(Raw records)
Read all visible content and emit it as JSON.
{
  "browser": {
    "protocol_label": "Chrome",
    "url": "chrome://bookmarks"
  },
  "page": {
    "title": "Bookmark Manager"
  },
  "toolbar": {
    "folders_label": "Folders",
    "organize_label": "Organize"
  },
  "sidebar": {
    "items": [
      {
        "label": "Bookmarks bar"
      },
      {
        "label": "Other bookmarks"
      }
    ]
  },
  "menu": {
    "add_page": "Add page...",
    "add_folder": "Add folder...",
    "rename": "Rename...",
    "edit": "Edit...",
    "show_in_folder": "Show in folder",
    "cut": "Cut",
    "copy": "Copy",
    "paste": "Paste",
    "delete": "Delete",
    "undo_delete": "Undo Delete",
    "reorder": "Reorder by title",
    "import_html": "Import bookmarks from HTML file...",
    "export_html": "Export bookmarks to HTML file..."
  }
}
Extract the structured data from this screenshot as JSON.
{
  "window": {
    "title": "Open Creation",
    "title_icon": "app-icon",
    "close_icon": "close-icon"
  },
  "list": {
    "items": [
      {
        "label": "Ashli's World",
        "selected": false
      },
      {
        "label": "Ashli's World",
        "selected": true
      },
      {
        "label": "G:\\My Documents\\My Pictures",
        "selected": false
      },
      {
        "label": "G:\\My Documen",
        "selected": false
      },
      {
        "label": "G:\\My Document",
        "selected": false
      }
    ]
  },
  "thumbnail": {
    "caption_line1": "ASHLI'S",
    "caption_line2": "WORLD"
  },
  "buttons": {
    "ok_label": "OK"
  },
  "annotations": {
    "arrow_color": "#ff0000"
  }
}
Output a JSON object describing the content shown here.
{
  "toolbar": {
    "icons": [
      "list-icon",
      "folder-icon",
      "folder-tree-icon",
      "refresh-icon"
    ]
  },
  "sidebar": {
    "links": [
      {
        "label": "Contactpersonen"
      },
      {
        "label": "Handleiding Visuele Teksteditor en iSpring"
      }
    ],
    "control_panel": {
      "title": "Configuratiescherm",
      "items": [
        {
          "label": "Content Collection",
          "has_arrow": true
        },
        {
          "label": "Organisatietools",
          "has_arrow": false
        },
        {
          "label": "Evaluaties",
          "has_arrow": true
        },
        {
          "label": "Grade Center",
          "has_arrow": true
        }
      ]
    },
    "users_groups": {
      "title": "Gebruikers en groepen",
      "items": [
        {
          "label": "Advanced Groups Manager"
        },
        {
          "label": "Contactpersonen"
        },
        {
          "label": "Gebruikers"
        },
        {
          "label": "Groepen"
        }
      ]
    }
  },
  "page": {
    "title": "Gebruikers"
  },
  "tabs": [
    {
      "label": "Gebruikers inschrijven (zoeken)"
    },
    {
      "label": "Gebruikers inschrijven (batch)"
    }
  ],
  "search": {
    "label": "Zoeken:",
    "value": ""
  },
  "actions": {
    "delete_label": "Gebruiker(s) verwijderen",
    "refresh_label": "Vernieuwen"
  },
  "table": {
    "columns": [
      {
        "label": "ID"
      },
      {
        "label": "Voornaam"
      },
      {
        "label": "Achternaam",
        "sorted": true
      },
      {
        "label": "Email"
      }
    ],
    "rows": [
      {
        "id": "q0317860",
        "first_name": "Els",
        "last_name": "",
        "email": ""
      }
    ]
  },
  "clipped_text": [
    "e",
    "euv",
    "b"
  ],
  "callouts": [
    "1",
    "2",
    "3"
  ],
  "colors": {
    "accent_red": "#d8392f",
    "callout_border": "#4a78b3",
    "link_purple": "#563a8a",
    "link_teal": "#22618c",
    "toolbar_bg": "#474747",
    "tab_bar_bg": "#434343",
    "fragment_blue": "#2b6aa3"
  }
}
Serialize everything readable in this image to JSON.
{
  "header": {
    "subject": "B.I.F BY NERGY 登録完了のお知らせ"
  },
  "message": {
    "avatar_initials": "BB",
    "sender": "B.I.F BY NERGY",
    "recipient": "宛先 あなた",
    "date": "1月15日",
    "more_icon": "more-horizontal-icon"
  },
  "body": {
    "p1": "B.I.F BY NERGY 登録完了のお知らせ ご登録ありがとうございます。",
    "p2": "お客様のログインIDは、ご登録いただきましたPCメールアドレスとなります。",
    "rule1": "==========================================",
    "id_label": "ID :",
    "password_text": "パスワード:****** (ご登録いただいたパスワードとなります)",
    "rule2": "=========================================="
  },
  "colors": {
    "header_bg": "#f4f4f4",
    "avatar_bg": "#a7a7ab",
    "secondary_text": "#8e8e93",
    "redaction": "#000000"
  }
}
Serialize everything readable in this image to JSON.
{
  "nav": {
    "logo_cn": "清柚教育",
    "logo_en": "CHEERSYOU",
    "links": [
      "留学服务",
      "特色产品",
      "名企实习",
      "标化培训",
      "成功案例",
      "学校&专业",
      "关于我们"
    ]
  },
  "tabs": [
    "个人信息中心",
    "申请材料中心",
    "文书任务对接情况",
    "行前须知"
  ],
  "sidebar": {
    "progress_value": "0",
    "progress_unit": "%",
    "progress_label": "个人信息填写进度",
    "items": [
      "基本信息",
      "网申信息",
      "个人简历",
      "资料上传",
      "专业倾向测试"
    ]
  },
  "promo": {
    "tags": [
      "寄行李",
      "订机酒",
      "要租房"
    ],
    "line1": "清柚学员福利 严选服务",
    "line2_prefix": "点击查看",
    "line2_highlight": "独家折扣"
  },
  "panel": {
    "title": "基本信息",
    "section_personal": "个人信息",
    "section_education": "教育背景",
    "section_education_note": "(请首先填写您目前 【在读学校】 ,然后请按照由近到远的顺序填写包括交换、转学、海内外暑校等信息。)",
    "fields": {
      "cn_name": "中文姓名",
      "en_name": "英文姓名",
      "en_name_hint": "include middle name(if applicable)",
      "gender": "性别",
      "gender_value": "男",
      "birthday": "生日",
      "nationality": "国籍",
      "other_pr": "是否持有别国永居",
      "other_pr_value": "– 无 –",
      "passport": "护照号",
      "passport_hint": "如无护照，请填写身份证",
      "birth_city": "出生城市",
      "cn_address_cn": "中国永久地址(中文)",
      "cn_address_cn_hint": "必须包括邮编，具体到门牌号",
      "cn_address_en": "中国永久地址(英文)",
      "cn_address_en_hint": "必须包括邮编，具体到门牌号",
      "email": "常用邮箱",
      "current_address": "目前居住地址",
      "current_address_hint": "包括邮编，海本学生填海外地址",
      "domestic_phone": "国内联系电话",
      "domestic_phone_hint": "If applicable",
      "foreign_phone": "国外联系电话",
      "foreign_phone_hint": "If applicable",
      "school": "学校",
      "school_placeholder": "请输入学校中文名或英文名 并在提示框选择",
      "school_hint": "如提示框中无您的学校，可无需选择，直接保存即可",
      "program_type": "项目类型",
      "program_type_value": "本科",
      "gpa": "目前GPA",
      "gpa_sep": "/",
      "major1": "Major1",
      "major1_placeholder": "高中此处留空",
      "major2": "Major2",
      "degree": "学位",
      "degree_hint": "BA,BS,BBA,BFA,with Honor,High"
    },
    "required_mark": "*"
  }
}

§ What is asked: Filter the entries above down to the lines containing the word "必须包括邮编".

§ Full output:
      "cn_address_cn_hint": "必须包括邮编，具体到门牌号",
      "cn_address_en_hint": "必须包括邮编，具体到门牌号",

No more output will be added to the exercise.